Algorithms

Single side band

The algorithm after [PLY+15] is reformulated to allow incremental processing using a LiberTEM user-defined function [SWC+21]. The notebooks can be downloaded at https://github.com/Ptychography-4-0/ptychography/tree/master/examples.

Animation of progressive SSB processing — Incremental ptychography animation [SWC+21].

Single Side Band ptychography example

Live processing with Quantum Detectors Merlin camera using LiberTEM-live:

Run Single Side Band (SSB) ptychography on Merlin live streams

Simplified implementation as a reference:

Simple SSB implementation

Tools for iterative algorithms

Many algorithms for iterative ptychographic reconstruction require the same basic operations. Ptychography 4.0 offers fast implementations for CPU and GPU for some of these operations that handle coordinate systems and parameters in a consistent way.

Example on simulated diffraction data

Tools for iterative ptychography

Transform to reconstruction coordinates

Usually, the pixel coordinates of detector and reconstruction grid are not aligned. In order to calculate an update of the object and probe function, the recorded detector image has to be transformed to match exactly the forward model, usually the Fourier transform of the exit wave. Furthermore, real-world implementations may require an FFT shift or inverse FFT shift to move the zero frequency to the correct position.

------------------------------------------------------------

(Given instruction 1) Reproduce the ptychography algorithms page word for word, from "Simplified implementation as" to "a consistent way.".

------------------------------------------------------------

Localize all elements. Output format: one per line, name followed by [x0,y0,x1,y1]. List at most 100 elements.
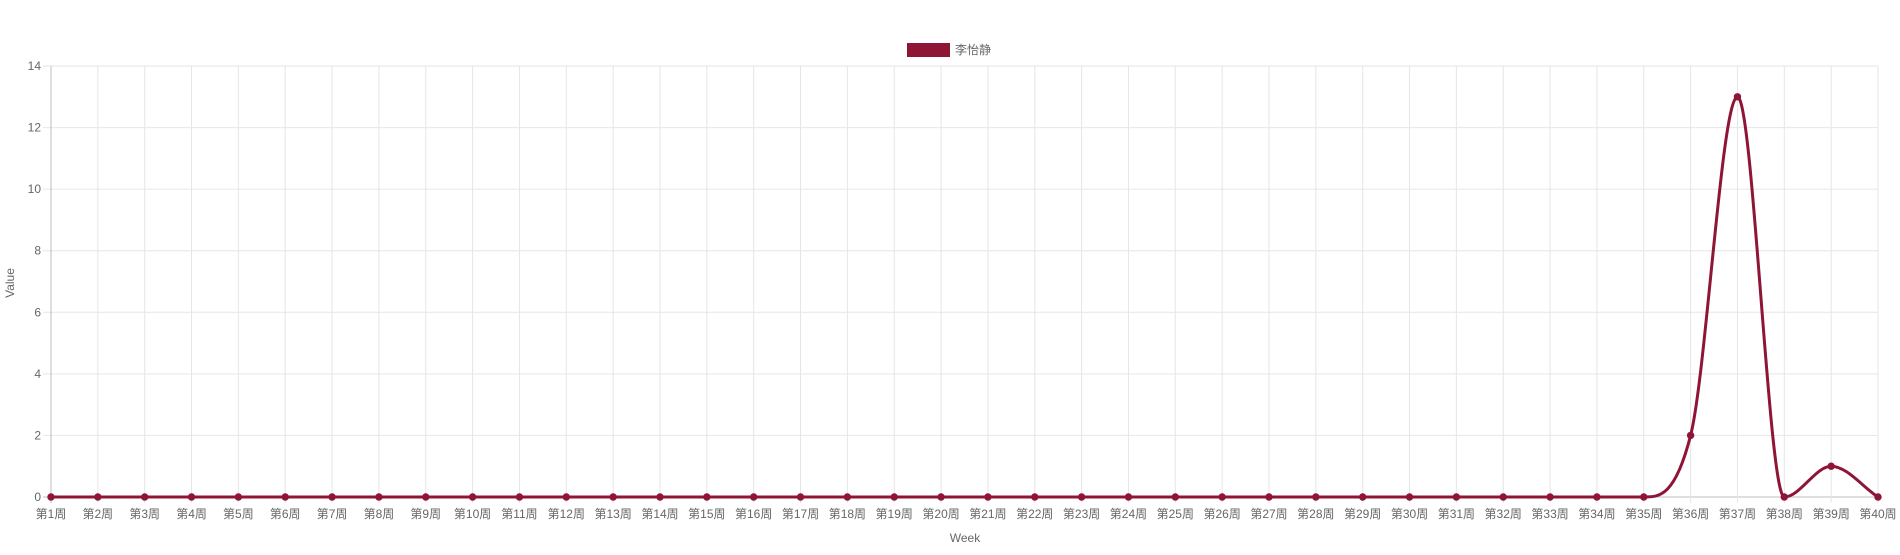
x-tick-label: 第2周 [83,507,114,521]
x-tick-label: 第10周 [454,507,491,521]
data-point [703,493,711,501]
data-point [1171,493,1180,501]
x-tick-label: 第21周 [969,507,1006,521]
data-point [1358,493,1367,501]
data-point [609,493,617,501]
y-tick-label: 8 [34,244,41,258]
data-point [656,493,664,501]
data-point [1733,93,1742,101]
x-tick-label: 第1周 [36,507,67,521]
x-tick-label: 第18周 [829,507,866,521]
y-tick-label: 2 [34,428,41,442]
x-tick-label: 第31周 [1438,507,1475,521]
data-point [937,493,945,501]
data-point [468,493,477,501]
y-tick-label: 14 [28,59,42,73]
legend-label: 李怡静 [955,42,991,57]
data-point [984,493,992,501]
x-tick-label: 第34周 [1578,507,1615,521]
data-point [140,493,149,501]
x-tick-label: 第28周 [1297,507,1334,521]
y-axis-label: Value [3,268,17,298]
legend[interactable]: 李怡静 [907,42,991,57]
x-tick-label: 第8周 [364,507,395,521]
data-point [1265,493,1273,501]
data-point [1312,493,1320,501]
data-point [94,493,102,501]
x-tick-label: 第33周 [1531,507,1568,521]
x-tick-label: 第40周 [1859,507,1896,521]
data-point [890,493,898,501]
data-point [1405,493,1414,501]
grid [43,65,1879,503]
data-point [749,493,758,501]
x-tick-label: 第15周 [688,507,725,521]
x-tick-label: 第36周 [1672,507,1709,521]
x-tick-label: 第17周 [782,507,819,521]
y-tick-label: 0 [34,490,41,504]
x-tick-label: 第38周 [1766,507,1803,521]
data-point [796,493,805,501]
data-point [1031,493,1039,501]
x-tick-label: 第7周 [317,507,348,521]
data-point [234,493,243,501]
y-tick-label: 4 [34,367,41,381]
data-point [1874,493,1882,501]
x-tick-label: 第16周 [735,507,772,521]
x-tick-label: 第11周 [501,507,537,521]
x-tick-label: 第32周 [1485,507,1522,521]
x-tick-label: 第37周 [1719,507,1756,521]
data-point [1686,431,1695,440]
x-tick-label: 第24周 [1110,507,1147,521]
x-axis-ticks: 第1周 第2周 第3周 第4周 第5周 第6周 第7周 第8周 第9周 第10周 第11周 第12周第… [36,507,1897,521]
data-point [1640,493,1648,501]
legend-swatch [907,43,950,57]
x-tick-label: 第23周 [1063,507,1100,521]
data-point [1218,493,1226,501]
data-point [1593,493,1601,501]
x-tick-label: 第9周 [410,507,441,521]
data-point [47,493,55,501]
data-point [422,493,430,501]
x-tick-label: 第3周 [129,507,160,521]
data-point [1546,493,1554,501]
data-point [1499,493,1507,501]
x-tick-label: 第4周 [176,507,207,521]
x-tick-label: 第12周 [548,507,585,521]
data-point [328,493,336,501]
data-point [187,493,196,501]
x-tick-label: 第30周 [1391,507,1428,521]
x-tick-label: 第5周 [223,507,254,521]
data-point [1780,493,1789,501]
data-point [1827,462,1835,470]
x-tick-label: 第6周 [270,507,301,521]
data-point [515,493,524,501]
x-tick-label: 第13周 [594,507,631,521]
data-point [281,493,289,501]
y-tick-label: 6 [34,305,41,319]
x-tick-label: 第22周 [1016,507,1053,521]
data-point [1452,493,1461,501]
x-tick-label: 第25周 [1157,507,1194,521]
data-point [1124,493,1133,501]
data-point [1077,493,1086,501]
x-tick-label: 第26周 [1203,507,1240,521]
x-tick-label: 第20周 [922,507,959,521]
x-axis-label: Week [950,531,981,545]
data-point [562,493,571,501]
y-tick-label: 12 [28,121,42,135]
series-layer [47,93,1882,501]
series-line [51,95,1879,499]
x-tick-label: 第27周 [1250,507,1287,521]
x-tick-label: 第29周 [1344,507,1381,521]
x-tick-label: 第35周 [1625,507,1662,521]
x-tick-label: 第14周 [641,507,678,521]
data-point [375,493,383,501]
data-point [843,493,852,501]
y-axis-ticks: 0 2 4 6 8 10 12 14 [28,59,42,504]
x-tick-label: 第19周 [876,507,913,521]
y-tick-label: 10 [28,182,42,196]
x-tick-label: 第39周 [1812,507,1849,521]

------------------------------------------------------------

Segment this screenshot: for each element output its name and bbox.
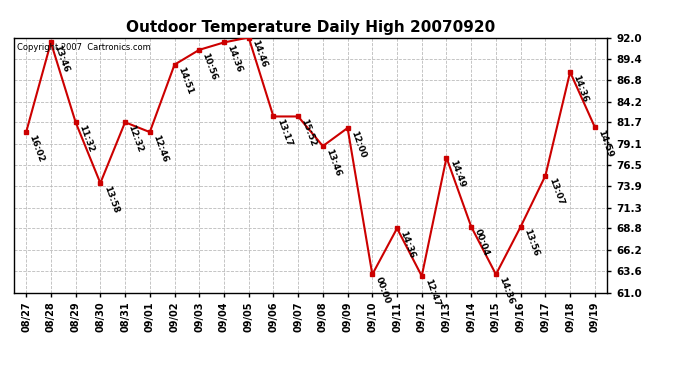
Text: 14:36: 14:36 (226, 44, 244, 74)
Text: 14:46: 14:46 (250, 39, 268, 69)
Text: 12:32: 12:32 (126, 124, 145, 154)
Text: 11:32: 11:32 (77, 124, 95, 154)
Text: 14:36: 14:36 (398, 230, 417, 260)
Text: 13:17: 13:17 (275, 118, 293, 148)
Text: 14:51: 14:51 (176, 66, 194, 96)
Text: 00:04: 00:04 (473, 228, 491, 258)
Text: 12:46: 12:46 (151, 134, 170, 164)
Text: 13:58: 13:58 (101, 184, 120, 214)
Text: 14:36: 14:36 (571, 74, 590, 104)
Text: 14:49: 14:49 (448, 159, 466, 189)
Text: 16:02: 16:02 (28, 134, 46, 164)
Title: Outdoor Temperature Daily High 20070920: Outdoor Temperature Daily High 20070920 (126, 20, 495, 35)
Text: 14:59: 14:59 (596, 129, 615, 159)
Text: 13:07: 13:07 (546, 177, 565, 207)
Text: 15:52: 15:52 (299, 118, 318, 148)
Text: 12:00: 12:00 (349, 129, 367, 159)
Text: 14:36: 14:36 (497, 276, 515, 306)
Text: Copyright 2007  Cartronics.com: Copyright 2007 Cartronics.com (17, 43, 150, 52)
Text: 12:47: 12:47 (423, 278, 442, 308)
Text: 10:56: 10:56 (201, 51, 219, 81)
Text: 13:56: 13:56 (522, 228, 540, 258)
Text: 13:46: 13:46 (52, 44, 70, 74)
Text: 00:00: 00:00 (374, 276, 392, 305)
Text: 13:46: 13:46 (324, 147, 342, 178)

------------------------------------------------------------

(Given instruction 2) In the records, quote exactly the lines from the line with "Text: 14:36: 14:36 (226, 44, 244, 74)" to the line with "Text: 00:04: 00:04 (473, 228, 491, 258)", with both of those lines included.

(Exercise solution 1)
Simplified implementation as a reference:

Simple SSB implementation

Tools for iterative algorithms

Many algorithms for iterative ptychographic reconstruction require the same basic operations. Ptychography 4.0 offers fast implementations for CPU and GPU for some of these operations that handle coordinate systems and parameters in a consistent way.

(Exercise solution 2)
Text: 14:36: 14:36 (226, 44, 244, 74)
Text: 14:46: 14:46 (250, 39, 268, 69)
Text: 12:32: 12:32 (126, 124, 145, 154)
Text: 11:32: 11:32 (77, 124, 95, 154)
Text: 14:36: 14:36 (398, 230, 417, 260)
Text: 13:17: 13:17 (275, 118, 293, 148)
Text: 14:51: 14:51 (176, 66, 194, 96)
Text: 00:04: 00:04 (473, 228, 491, 258)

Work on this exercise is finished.